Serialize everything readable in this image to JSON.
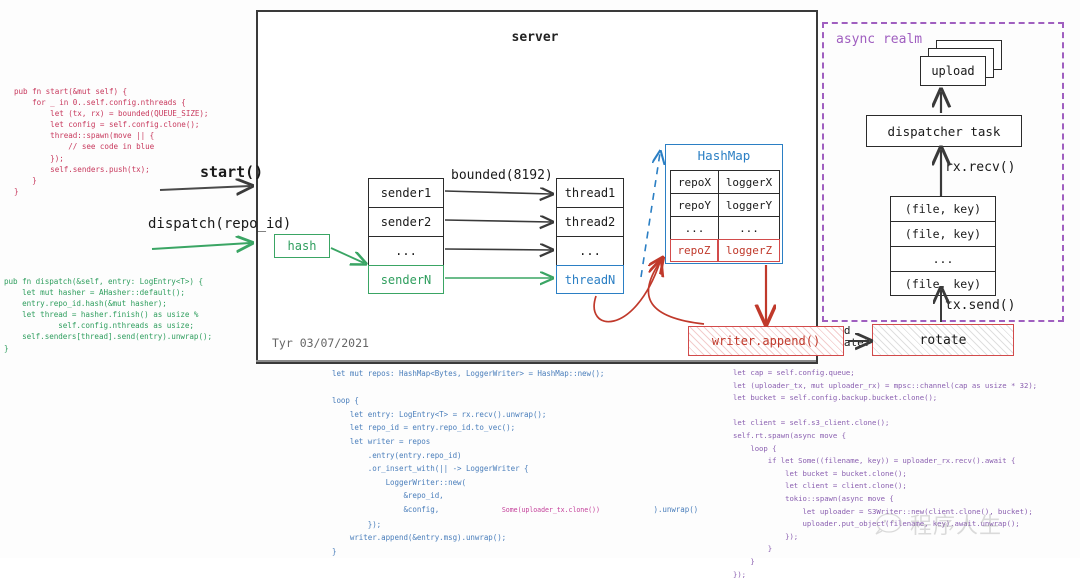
{
  "diagram": {
    "title": "server",
    "signature": "Tyr 03/07/2021",
    "watermark": "程序人生"
  },
  "colors": {
    "start_code": "#c83a5e",
    "dispatch_code": "#2f9e5e",
    "loop_code": "#4a7ebb",
    "upload_code": "#8a5fb0",
    "green": "#2f9e5e",
    "blue": "#2b7fc4",
    "red": "#c0392b",
    "purple": "#a05fc0",
    "black": "#2b2b2b"
  },
  "code_blocks": {
    "start": "pub fn start(&mut self) {\n    for _ in 0..self.config.nthreads {\n        let (tx, rx) = bounded(QUEUE_SIZE);\n        let config = self.config.clone();\n        thread::spawn(move || {\n            // see code in blue\n        });\n        self.senders.push(tx);\n    }\n}",
    "dispatch": "pub fn dispatch(&self, entry: LogEntry<T>) {\n    let mut hasher = AHasher::default();\n    entry.repo_id.hash(&mut hasher);\n    let thread = hasher.finish() as usize %\n            self.config.nthreads as usize;\n    self.senders[thread].send(entry).unwrap();\n}",
    "loop_head": "let mut repos: HashMap<Bytes, LoggerWriter> = HashMap::new();\n\nloop {\n    let entry: LogEntry<T> = rx.recv().unwrap();\n    let repo_id = entry.repo_id.to_vec();\n    let writer = repos\n        .entry(entry.repo_id)\n        .or_insert_with(|| -> LoggerWriter {\n            LoggerWriter::new(\n                &repo_id,\n                &config,",
    "loop_highlight": "                Some(uploader_tx.clone())",
    "loop_tail": "            ).unwrap()\n        });\n    writer.append(&entry.msg).unwrap();\n}",
    "upload": "let cap = self.config.queue;\nlet (uploader_tx, mut uploader_rx) = mpsc::channel(cap as usize * 32);\nlet bucket = self.config.backup.bucket.clone();\n\nlet client = self.s3_client.clone();\nself.rt.spawn(async move {\n    loop {\n        if let Some((filename, key)) = uploader_rx.recv().await {\n            let bucket = bucket.clone();\n            let client = client.clone();\n            tokio::spawn(async move {\n                let uploader = S3Writer::new(client.clone(), bucket);\n                uploader.put_object(filename, key).await.unwrap();\n            });\n        }\n    }\n});"
  },
  "labels": {
    "start_arrow": "start()",
    "dispatch_arrow": "dispatch(repo_id)",
    "bounded": "bounded(8192)",
    "rx_recv": "rx.recv()",
    "tx_send": "tx.send()",
    "need_rotate": "need\nrotate?",
    "hash": "hash"
  },
  "senders": [
    "sender1",
    "sender2",
    "...",
    "senderN"
  ],
  "threads": [
    "thread1",
    "thread2",
    "...",
    "threadN"
  ],
  "hashmap": {
    "title": "HashMap",
    "rows": [
      {
        "key": "repoX",
        "value": "loggerX"
      },
      {
        "key": "repoY",
        "value": "loggerY"
      },
      {
        "key": "...",
        "value": "..."
      },
      {
        "key": "repoZ",
        "value": "loggerZ"
      }
    ]
  },
  "async_realm": {
    "label": "async realm",
    "upload": "upload",
    "dispatcher_task": "dispatcher task",
    "queue": [
      "(file, key)",
      "(file, key)",
      "...",
      "(file, key)"
    ]
  },
  "bottom": {
    "writer_append": "writer.append()",
    "rotate": "rotate"
  }
}
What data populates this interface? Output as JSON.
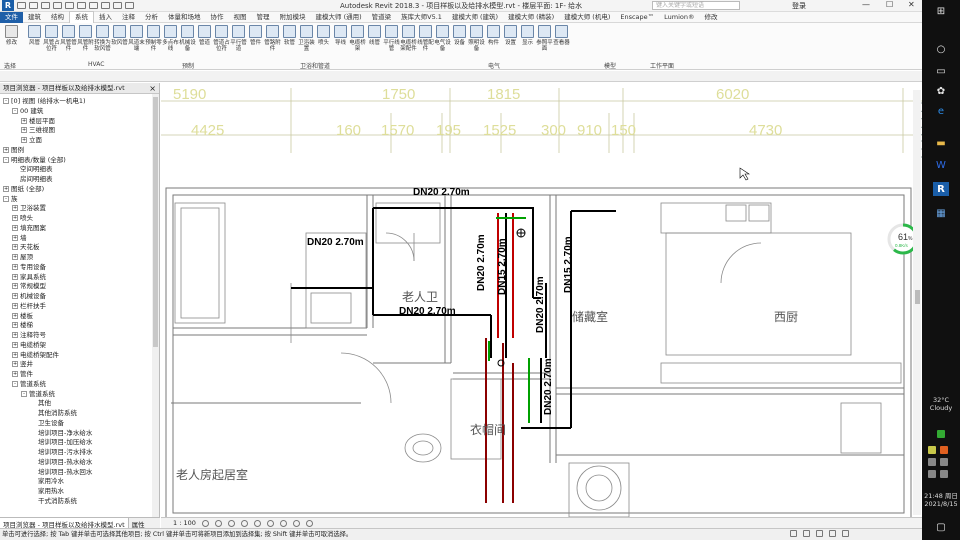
{
  "app": {
    "logo_letter": "R",
    "title": "Autodesk Revit 2018.3 -    项目样板以及给排水模型.rvt - 楼层平面: 1F- 给水",
    "search_placeholder": "键入关键字或短语",
    "login": "登录",
    "minimize": "—",
    "restore": "☐",
    "close": "✕"
  },
  "menu_tabs": [
    "文件",
    "建筑",
    "结构",
    "系统",
    "插入",
    "注释",
    "分析",
    "体量和场地",
    "协作",
    "视图",
    "管理",
    "附加模块",
    "建模大师 (通用)",
    "管道梁",
    "族库大师V5.1",
    "建模大师 (建筑)",
    "建模大师 (精装)",
    "建模大师 (机电)",
    "Enscape™",
    "Lumion®",
    "修改"
  ],
  "ribbon": {
    "buttons": [
      "修改",
      "风管",
      "风管占位符",
      "风管管件",
      "风管附件",
      "转换为软风管",
      "软风管",
      "风道末端",
      "预制零件",
      "多点布线",
      "机械设备",
      "管道",
      "管道占位符",
      "平行管道",
      "管件",
      "管路附件",
      "软管",
      "卫浴装置",
      "喷头",
      "导线",
      "电缆桥架",
      "线管",
      "平行线管",
      "电缆桥架配件",
      "线管配件",
      "电气设备",
      "设备",
      "照明设备",
      "构件",
      "设置",
      "显示",
      "参照平面",
      "查看器"
    ],
    "groups": [
      "选择",
      "HVAC",
      "预制",
      "卫浴和管道",
      "电气",
      "模型",
      "工作平面"
    ]
  },
  "project_browser": {
    "title": "项目浏览器 - 项目样板以及给排水模型.rvt",
    "close": "×",
    "items": [
      {
        "indent": 0,
        "toggle": "-",
        "label": "[0] 视图 (给排水一机电1)"
      },
      {
        "indent": 1,
        "toggle": "-",
        "label": "00 建筑"
      },
      {
        "indent": 2,
        "toggle": "+",
        "label": "楼层平面"
      },
      {
        "indent": 2,
        "toggle": "+",
        "label": "三维视图"
      },
      {
        "indent": 2,
        "toggle": "+",
        "label": "立面"
      },
      {
        "indent": 0,
        "toggle": "+",
        "label": "图例"
      },
      {
        "indent": 0,
        "toggle": "-",
        "label": "明细表/数量 (全部)"
      },
      {
        "indent": 1,
        "toggle": "",
        "label": "空间明细表"
      },
      {
        "indent": 1,
        "toggle": "",
        "label": "房间明细表"
      },
      {
        "indent": 0,
        "toggle": "+",
        "label": "图纸 (全部)"
      },
      {
        "indent": 0,
        "toggle": "-",
        "label": "族"
      },
      {
        "indent": 1,
        "toggle": "+",
        "label": "卫浴装置"
      },
      {
        "indent": 1,
        "toggle": "+",
        "label": "喷头"
      },
      {
        "indent": 1,
        "toggle": "+",
        "label": "填充图案"
      },
      {
        "indent": 1,
        "toggle": "+",
        "label": "墙"
      },
      {
        "indent": 1,
        "toggle": "+",
        "label": "天花板"
      },
      {
        "indent": 1,
        "toggle": "+",
        "label": "屋顶"
      },
      {
        "indent": 1,
        "toggle": "+",
        "label": "专用设备"
      },
      {
        "indent": 1,
        "toggle": "+",
        "label": "家具系统"
      },
      {
        "indent": 1,
        "toggle": "+",
        "label": "常规模型"
      },
      {
        "indent": 1,
        "toggle": "+",
        "label": "机械设备"
      },
      {
        "indent": 1,
        "toggle": "+",
        "label": "栏杆扶手"
      },
      {
        "indent": 1,
        "toggle": "+",
        "label": "楼板"
      },
      {
        "indent": 1,
        "toggle": "+",
        "label": "楼梯"
      },
      {
        "indent": 1,
        "toggle": "+",
        "label": "注释符号"
      },
      {
        "indent": 1,
        "toggle": "+",
        "label": "电缆桥架"
      },
      {
        "indent": 1,
        "toggle": "+",
        "label": "电缆桥架配件"
      },
      {
        "indent": 1,
        "toggle": "+",
        "label": "竖井"
      },
      {
        "indent": 1,
        "toggle": "+",
        "label": "管件"
      },
      {
        "indent": 1,
        "toggle": "-",
        "label": "管道系统"
      },
      {
        "indent": 2,
        "toggle": "-",
        "label": "管道系统"
      },
      {
        "indent": 3,
        "toggle": "",
        "label": "其他"
      },
      {
        "indent": 3,
        "toggle": "",
        "label": "其他消防系统"
      },
      {
        "indent": 3,
        "toggle": "",
        "label": "卫生设备"
      },
      {
        "indent": 3,
        "toggle": "",
        "label": "培训项目-净水给水"
      },
      {
        "indent": 3,
        "toggle": "",
        "label": "培训项目-加压给水"
      },
      {
        "indent": 3,
        "toggle": "",
        "label": "培训项目-污水排水"
      },
      {
        "indent": 3,
        "toggle": "",
        "label": "培训项目-热水给水"
      },
      {
        "indent": 3,
        "toggle": "",
        "label": "培训项目-热水回水"
      },
      {
        "indent": 3,
        "toggle": "",
        "label": "家用冷水"
      },
      {
        "indent": 3,
        "toggle": "",
        "label": "家用热水"
      },
      {
        "indent": 3,
        "toggle": "",
        "label": "干式消防系统"
      }
    ],
    "tabs": [
      "项目浏览器 - 项目样板以及给排水模型.rvt",
      "属性"
    ]
  },
  "drawing": {
    "dims_top": [
      "5190",
      "1750",
      "1815",
      "6020"
    ],
    "dims_second": [
      "4425",
      "160",
      "1570",
      "195",
      "1525",
      "300",
      "910",
      "150",
      "4730"
    ],
    "pipe_labels": [
      "DN20 2.70m",
      "DN20 2.70m",
      "DN20 2.70m",
      "DN20 2.70m",
      "DN15 2.70m",
      "DN15 2.70m",
      "DN20 2.70m",
      "DN20 2.70m"
    ],
    "rooms": [
      "老人卫",
      "储藏室",
      "西厨",
      "衣帽间",
      "老人房起居室"
    ],
    "progress_value": "61",
    "progress_unit": "%",
    "progress_sub": "0.8K/s"
  },
  "view_control": {
    "scale": "1 : 100"
  },
  "status_bar": {
    "text": "单击可进行选择; 按 Tab 键并单击可选择其他项目; 按 Ctrl 键并单击可将新项目添加到选择集; 按 Shift 键并单击可取消选择。"
  },
  "taskbar": {
    "temperature": "32°C",
    "weather": "Cloudy",
    "time": "21:48 周日",
    "date": "2021/8/15"
  }
}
+ + + +
-- Task goal --
Gather every line from the entries above where the word "楼层平面" appears, and copy them.

-- Right answer --
    "title": "Autodesk Revit 2018.3 -    项目样板以及给排水模型.rvt - 楼层平面: 1F- 给水",
        "label": "楼层平面"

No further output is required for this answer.